◆ WHAT TO WORK ON ◆
Among the entries below, find each line with "homologous" and show it.

◆ SUPPLIED ENTRIES ◆
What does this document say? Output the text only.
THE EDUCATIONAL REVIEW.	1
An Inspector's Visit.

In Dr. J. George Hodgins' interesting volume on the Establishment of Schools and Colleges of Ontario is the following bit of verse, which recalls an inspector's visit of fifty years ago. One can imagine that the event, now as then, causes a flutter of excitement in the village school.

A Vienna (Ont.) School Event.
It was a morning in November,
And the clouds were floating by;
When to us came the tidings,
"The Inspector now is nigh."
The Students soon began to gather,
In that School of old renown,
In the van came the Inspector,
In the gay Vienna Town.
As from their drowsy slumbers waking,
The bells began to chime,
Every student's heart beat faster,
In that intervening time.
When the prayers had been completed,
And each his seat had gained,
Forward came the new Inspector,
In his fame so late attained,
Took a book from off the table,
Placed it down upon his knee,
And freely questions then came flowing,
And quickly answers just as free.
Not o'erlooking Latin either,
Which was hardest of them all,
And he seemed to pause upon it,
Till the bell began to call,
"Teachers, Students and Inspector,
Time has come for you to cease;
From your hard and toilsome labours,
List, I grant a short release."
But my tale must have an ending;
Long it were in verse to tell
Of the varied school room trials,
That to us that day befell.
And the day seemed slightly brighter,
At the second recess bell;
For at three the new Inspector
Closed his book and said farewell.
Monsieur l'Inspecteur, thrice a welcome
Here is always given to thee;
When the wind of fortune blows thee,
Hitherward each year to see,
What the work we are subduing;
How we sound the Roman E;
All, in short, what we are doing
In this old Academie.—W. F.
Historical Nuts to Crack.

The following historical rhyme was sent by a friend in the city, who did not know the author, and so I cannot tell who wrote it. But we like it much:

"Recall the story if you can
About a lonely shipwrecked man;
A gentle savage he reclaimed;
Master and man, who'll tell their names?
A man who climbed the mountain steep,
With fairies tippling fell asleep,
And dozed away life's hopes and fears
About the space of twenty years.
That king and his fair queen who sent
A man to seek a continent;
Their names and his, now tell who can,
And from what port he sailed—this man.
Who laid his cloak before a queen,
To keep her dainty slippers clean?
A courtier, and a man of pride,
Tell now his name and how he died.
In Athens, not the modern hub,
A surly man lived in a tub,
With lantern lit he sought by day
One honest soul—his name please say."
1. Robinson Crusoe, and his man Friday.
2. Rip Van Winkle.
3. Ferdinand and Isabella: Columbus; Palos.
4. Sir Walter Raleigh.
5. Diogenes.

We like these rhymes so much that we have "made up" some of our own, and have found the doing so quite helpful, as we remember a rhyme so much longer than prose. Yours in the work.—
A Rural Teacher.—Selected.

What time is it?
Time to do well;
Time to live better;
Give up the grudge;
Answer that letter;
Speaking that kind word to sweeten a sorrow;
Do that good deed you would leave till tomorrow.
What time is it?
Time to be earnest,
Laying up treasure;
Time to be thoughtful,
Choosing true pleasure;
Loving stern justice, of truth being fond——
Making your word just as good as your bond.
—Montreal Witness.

==

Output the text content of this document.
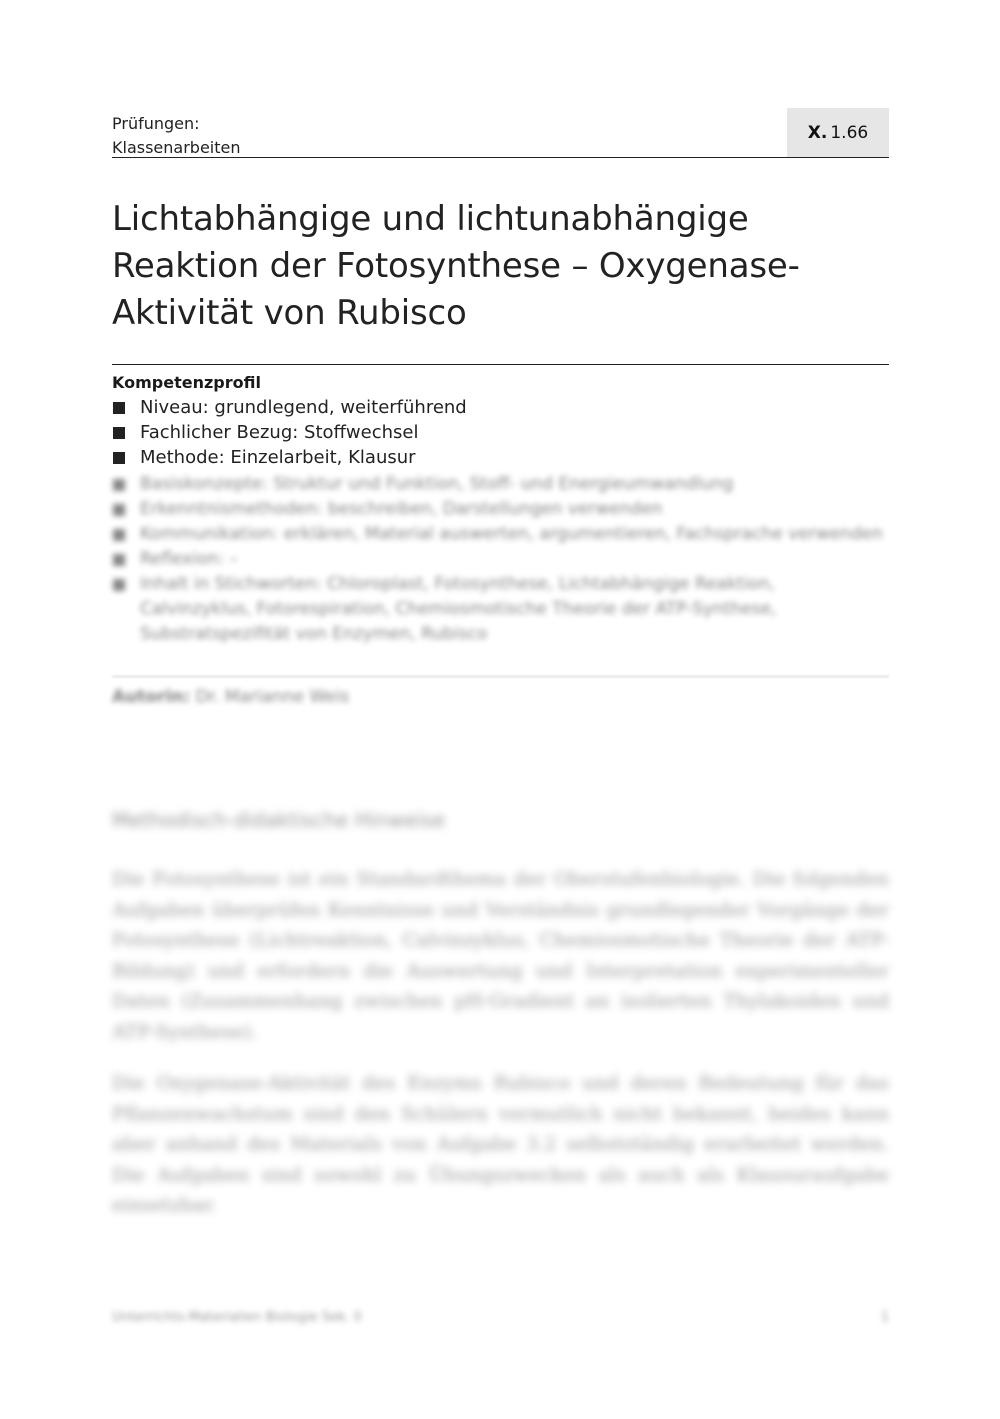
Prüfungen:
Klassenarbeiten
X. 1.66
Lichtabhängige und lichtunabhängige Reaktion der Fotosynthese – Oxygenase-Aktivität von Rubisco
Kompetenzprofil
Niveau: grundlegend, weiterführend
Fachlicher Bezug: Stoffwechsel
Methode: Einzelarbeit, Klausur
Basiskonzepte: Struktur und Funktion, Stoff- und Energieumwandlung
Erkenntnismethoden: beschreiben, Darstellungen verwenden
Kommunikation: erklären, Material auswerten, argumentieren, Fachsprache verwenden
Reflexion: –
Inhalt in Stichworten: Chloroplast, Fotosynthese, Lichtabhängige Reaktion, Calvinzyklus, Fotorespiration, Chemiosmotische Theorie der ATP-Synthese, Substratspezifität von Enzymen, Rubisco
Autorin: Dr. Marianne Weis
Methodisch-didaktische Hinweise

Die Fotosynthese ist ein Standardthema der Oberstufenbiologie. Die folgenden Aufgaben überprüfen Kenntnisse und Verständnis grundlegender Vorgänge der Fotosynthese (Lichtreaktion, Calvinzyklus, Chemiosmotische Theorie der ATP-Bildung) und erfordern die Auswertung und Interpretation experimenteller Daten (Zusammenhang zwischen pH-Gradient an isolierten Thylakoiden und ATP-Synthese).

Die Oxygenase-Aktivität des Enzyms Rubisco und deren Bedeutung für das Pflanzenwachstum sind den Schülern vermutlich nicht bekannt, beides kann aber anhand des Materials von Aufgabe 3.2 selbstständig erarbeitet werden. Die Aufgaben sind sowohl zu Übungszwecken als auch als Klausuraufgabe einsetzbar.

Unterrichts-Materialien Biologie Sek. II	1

...

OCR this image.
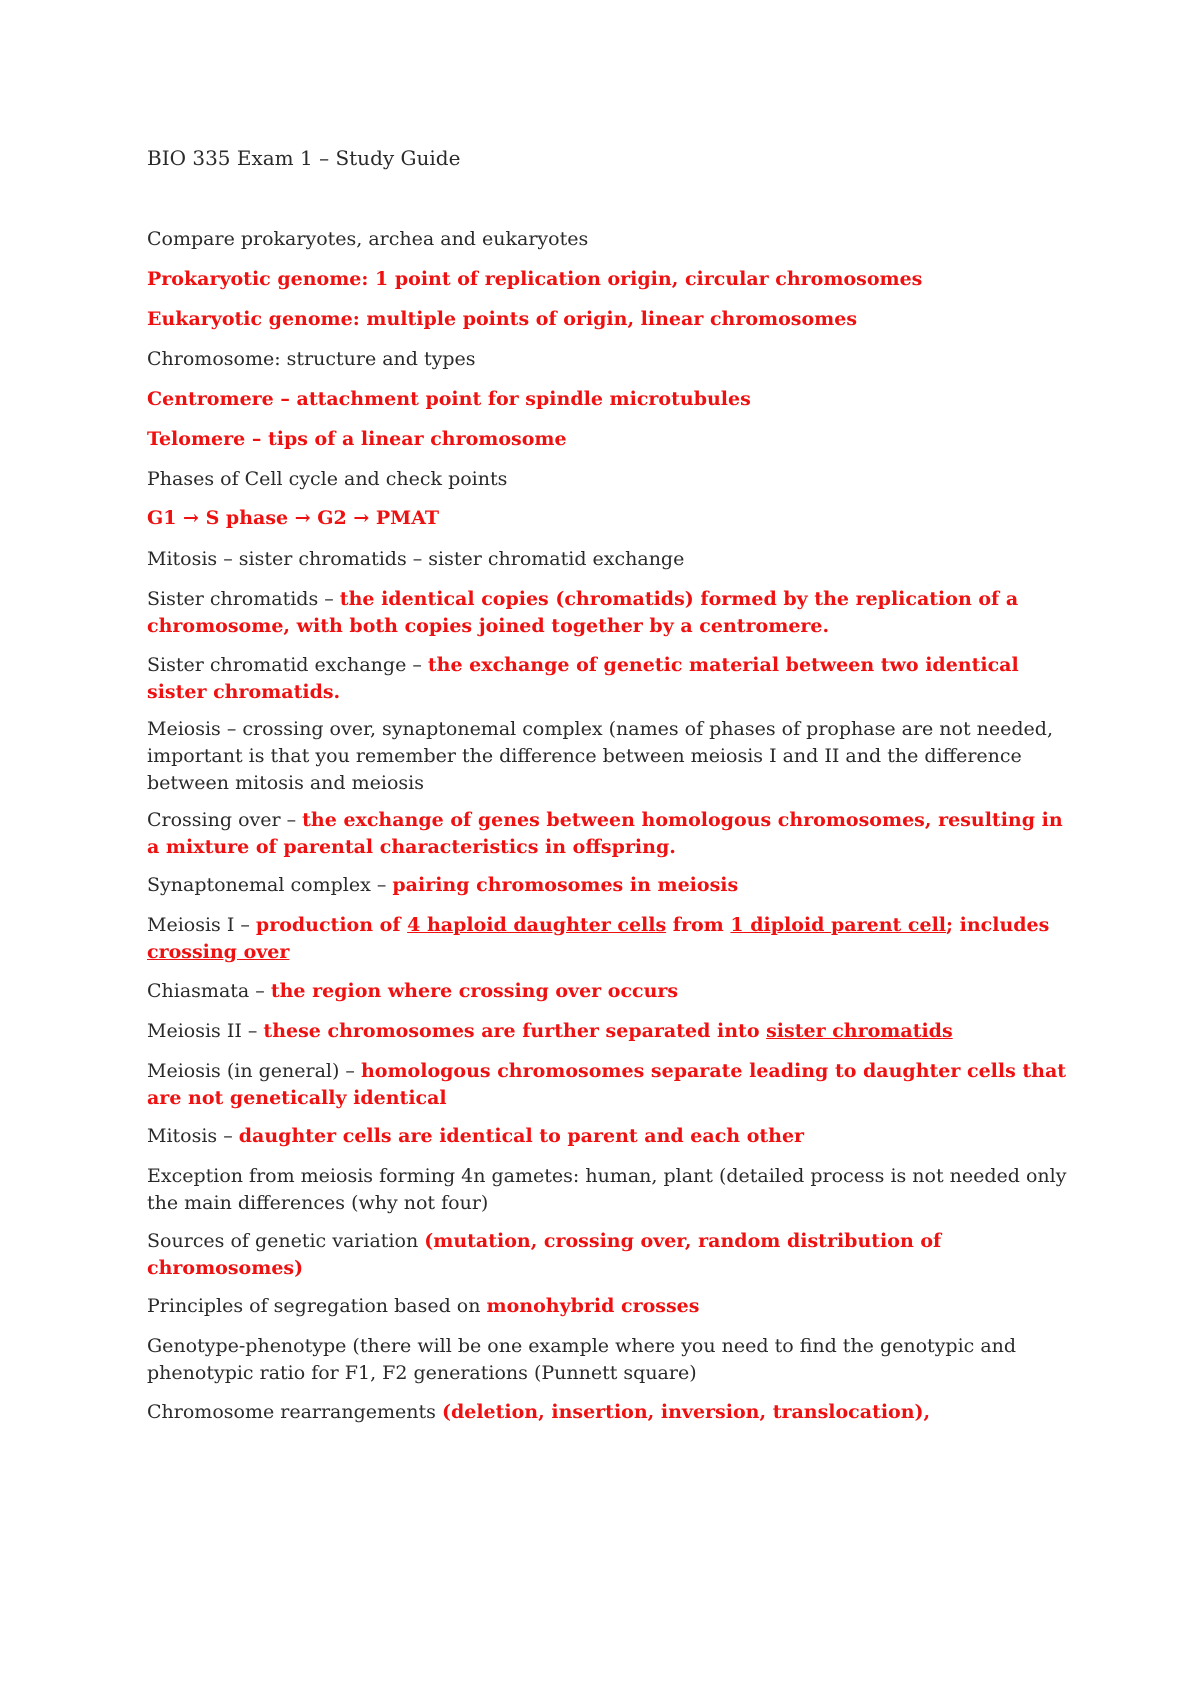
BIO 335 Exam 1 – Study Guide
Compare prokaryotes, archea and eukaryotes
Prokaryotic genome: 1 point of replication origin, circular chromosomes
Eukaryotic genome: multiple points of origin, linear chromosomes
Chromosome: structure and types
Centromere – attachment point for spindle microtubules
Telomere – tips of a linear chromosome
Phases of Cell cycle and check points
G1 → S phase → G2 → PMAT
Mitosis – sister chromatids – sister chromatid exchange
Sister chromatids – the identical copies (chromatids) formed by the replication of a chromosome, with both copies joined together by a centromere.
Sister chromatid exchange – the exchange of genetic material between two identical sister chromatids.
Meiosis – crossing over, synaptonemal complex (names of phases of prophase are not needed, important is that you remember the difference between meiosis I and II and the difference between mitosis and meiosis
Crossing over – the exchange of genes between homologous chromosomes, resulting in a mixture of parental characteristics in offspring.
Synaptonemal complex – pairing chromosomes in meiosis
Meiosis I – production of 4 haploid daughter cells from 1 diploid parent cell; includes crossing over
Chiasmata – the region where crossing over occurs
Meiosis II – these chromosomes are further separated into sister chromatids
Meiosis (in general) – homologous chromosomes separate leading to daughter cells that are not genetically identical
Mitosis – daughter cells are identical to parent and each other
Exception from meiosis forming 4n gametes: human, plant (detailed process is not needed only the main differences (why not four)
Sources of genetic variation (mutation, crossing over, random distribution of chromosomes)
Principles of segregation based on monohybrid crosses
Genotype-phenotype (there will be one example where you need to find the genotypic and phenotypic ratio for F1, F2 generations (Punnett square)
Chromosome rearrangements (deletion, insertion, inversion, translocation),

◆ TASK OUTPUT ◆
Crossing over – the exchange of genes between homologous chromosomes, resulting in a mixture of parental characteristics in offspring.
Meiosis (in general) – homologous chromosomes separate leading to daughter cells that are not genetically identical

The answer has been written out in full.